[TESTO PROPOSTO]
Siamo di fronte ad un album ancora una volta sublime. Certo non si aggira sui livelli irraggiungibili di A Night At The Opera(solenne inchino) e Sheer Heart Attack(ancora inchino), ma questo lavoro presenta delle gemme di pregevolissima fattura circondate da altri ottimi pezzi. Passi falsi non ce ne sono mentre invece troviamo grandi classici in quantità tale da potere definire The Works un must del rock. Oltre ad essere un album spettacolare, questo è anche il platter che porterà i Queen sui palchi dei grandi eventi del mondo del rock. Parlo di Rock In Rio 85 e parlo sopratutto di quel 13 luglio 1985, quando i Queen salirono sul palco del Live Aid: un concerto in favore della popolazione dell’Etiopia colpita dalla carestia e che vide partecipare, su due palchi in contemporanea tra Philadelphia e Londra, tutte le star della musica rock. Tra voci di split-up e mille altre cattiverie i Queen reagirono con un’esibizione che è passata alla storia, riprendendosi il trono del rock sul quale la Regina è destinata per sempre a rimanere.

[ISTRUZIONE OPERATIVA] Ripeti per intero il testo qui sopra sull'album The Works dei Queen, senza cambiare nulla.

Record tratti da un dataset
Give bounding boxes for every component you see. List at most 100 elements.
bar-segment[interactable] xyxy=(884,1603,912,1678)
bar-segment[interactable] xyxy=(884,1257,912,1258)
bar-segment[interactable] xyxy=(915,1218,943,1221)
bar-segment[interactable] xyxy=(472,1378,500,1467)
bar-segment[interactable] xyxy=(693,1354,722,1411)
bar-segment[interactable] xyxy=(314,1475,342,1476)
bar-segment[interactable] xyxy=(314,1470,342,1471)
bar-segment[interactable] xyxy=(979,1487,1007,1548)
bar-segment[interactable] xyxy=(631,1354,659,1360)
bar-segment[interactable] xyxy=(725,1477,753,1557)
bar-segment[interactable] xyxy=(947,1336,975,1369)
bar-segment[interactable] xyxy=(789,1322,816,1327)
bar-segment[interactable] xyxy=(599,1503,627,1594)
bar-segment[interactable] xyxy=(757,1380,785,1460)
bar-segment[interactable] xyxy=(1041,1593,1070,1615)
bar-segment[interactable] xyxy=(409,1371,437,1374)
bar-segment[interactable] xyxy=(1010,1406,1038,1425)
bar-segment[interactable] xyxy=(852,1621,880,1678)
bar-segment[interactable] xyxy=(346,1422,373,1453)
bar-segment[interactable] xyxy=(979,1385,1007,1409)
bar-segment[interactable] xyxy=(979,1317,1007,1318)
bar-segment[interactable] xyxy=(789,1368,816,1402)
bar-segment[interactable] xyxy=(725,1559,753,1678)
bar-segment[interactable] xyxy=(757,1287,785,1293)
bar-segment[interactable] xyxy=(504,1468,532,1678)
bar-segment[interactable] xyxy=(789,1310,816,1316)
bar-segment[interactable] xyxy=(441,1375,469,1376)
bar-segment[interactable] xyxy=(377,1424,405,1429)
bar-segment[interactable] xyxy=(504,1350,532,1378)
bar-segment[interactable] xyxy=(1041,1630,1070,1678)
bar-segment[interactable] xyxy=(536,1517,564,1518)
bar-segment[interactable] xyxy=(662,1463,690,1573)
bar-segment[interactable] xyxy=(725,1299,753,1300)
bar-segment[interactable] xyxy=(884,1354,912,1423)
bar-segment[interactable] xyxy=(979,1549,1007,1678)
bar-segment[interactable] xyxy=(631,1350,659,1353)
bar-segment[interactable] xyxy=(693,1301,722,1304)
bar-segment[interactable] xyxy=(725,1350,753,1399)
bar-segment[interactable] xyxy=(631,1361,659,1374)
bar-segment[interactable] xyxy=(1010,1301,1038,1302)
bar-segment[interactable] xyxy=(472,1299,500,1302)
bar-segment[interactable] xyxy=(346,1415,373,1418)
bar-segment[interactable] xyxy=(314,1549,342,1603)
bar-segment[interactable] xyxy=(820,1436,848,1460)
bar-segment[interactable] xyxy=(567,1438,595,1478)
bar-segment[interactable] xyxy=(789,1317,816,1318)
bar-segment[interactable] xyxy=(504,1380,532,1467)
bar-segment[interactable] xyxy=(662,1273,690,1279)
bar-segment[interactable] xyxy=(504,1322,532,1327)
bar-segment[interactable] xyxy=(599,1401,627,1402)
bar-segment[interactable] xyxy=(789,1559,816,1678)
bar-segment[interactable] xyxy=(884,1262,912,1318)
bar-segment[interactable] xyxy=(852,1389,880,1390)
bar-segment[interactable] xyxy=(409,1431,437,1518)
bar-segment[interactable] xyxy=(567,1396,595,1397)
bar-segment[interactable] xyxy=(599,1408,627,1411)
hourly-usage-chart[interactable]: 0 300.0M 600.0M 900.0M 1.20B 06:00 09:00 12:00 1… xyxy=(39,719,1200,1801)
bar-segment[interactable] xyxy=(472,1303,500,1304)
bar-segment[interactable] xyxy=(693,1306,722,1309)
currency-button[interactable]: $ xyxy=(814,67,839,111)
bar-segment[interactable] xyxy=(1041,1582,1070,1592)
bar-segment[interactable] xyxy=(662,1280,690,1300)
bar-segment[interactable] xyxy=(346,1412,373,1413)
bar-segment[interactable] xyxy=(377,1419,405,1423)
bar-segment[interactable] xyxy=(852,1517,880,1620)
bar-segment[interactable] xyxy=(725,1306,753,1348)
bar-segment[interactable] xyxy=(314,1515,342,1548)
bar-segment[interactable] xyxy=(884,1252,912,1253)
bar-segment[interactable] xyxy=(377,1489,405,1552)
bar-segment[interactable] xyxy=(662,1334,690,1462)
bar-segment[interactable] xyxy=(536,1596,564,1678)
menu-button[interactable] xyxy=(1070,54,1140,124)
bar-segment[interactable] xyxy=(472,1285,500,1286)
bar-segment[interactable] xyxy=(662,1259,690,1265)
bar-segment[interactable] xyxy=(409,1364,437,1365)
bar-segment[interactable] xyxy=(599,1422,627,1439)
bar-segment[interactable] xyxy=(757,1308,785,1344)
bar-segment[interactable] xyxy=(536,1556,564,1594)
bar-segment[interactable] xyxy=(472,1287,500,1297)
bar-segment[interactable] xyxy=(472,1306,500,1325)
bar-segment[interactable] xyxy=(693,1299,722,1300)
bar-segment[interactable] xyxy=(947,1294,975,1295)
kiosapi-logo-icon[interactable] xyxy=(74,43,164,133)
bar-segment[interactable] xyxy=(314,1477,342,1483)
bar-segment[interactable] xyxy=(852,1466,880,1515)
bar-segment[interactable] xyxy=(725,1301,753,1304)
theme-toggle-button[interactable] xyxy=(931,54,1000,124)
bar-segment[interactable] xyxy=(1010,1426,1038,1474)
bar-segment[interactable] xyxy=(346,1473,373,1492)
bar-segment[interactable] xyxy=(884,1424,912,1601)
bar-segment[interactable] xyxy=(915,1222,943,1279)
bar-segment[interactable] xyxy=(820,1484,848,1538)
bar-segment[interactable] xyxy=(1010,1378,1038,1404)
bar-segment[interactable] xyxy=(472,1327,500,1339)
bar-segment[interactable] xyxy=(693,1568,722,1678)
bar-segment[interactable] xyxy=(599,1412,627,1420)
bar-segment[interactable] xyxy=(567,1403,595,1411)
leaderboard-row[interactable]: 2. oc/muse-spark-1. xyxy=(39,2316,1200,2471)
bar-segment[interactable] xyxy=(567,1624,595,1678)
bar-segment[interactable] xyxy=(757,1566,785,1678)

[RISULTATO DEL COMPITO]
Siamo di fronte ad un album ancora una volta sublime. Certo non si aggira sui livelli irraggiungibili di A Night At The Opera(solenne inchino) e Sheer Heart Attack(ancora inchino), ma questo lavoro presenta delle gemme di pregevolissima fattura circondate da altri ottimi pezzi. Passi falsi non ce ne sono mentre invece troviamo grandi classici in quantità tale da potere definire The Works un must del rock. Oltre ad essere un album spettacolare, questo è anche il platter che porterà i Queen sui palchi dei grandi eventi del mondo del rock. Parlo di Rock In Rio 85 e parlo sopratutto di quel 13 luglio 1985, quando i Queen salirono sul palco del Live Aid: un concerto in favore della popolazione dell’Etiopia colpita dalla carestia e che vide partecipare, su due palchi in contemporanea tra Philadelphia e Londra, tutte le star della musica rock. Tra voci di split-up e mille altre cattiverie i Queen reagirono con un’esibizione che è passata alla storia, riprendendosi il trono del rock sul quale la Regina è destinata per sempre a rimanere.